Pull every "内拼成的图案如图" line out of the data below.
*** Raw records ***
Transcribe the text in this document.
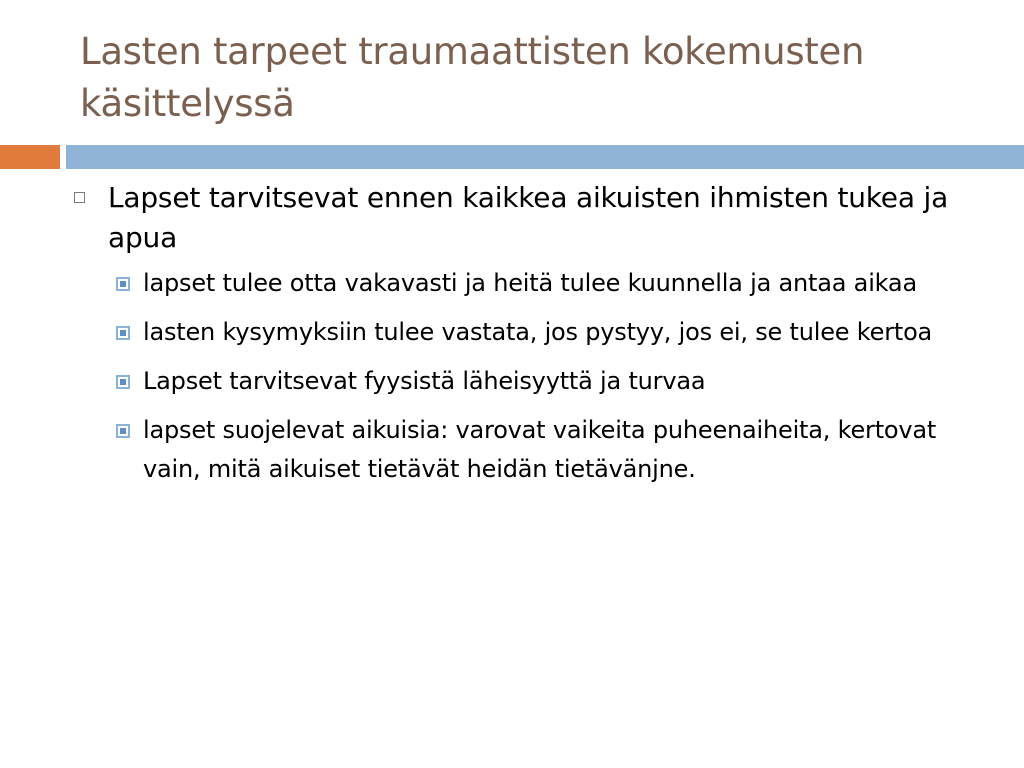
Lasten tarpeet traumaattisten kokemusten käsittelyssä
Lapset tarvitsevat ennen kaikkea aikuisten ihmisten tukea ja apua
lapset tulee otta vakavasti ja heitä tulee kuunnella ja antaa aikaa
lasten kysymyksiin tulee vastata, jos pystyy, jos ei, se tulee kertoa
Lapset tarvitsevat fyysistä läheisyyttä ja turvaa
lapset suojelevat aikuisia: varovat vaikeita puheenaiheita, kertovat vain, mitä aikuiset tietävät heidän tietävänjne.
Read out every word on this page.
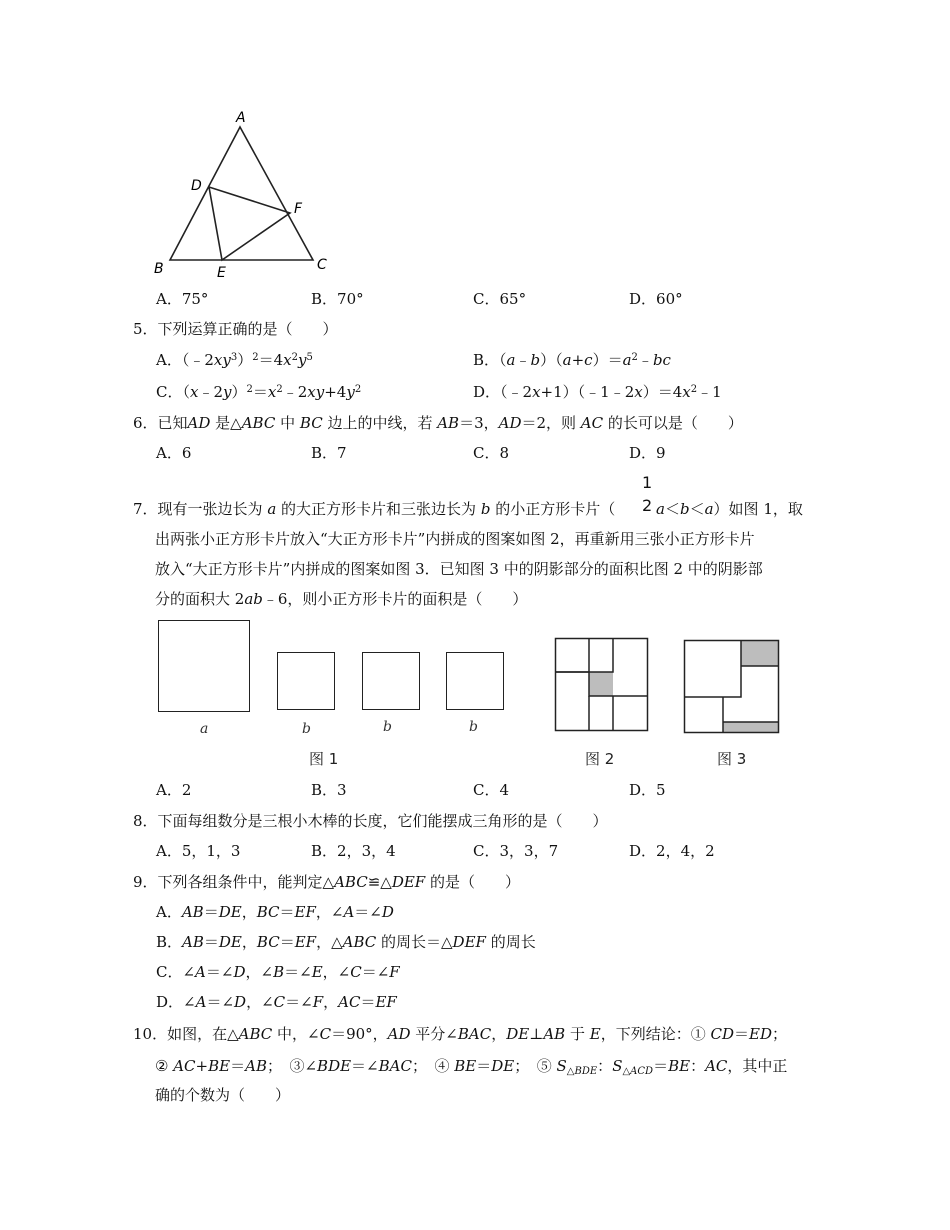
A
D
F
B	E	C
A．75°	B．70°	C．65°	D．60°
5．下列运算正确的是（　　）
A．$(﹣2xy^3)^2=4x^2y^5$	B．$(a﹣b)(a+c)=a^2﹣bc$
C．$(x﹣2y)^2=x^2﹣2xy+4y^2$	D．$(﹣2x+1)(﹣1﹣2x)=4x^2﹣1$
6．已知AD 是△ABC 中 BC 边上的中线，若 AB＝3，AD＝2，则 AC 的长可以是（　　）
A．6	B．7	C．8	D．9
7．现有一张边长为 a 的大正方形卡片和三张边长为 b 的小正方形卡片（
1
2 a＜b＜a）如图 1，取
出两张小正方形卡片放入“大正方形卡片”内拼成的图案如图 2，再重新用三张小正方形卡片
放入“大正方形卡片”内拼成的图案如图 3．已知图 3 中的阴影部分的面积比图 2 中的阴影部
分的面积大 2ab﹣6，则小正方形卡片的面积是（　　）
a	b	b	b
图 1	图 2	图 3
A．2	B．3	C．4	D．5
8．下面每组数分是三根小木棒的长度，它们能摆成三角形的是（　　）
A．5，1，3	B．2，3，4	C．3，3，7	D．2，4，2
9．下列各组条件中，能判定△ABC≌△DEF 的是（　　）
A．AB＝DE，BC＝EF，∠A＝∠D
B．AB＝DE，BC＝EF，△ABC 的周长＝△DEF 的周长
C．∠A＝∠D，∠B＝∠E，∠C＝∠F
D．∠A＝∠D，∠C＝∠F，AC＝EF
10．如图，在△ABC 中，∠C＝90°，AD 平分∠BAC，DE⊥AB 于 E，下列结论：① CD＝ED；
② AC+BE＝AB；　③∠BDE＝∠BAC；　④ BE＝DE；　⑤ $S_{\triangle BDE}$：$S_{\triangle ACD}=BE$：AC，其中正
确的个数为（　　）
***
**Response to this task**
出两张小正方形卡片放入“大正方形卡片”内拼成的图案如图 2，再重新用三张小正方形卡片
放入“大正方形卡片”内拼成的图案如图 3．已知图 3 中的阴影部分的面积比图 2 中的阴影部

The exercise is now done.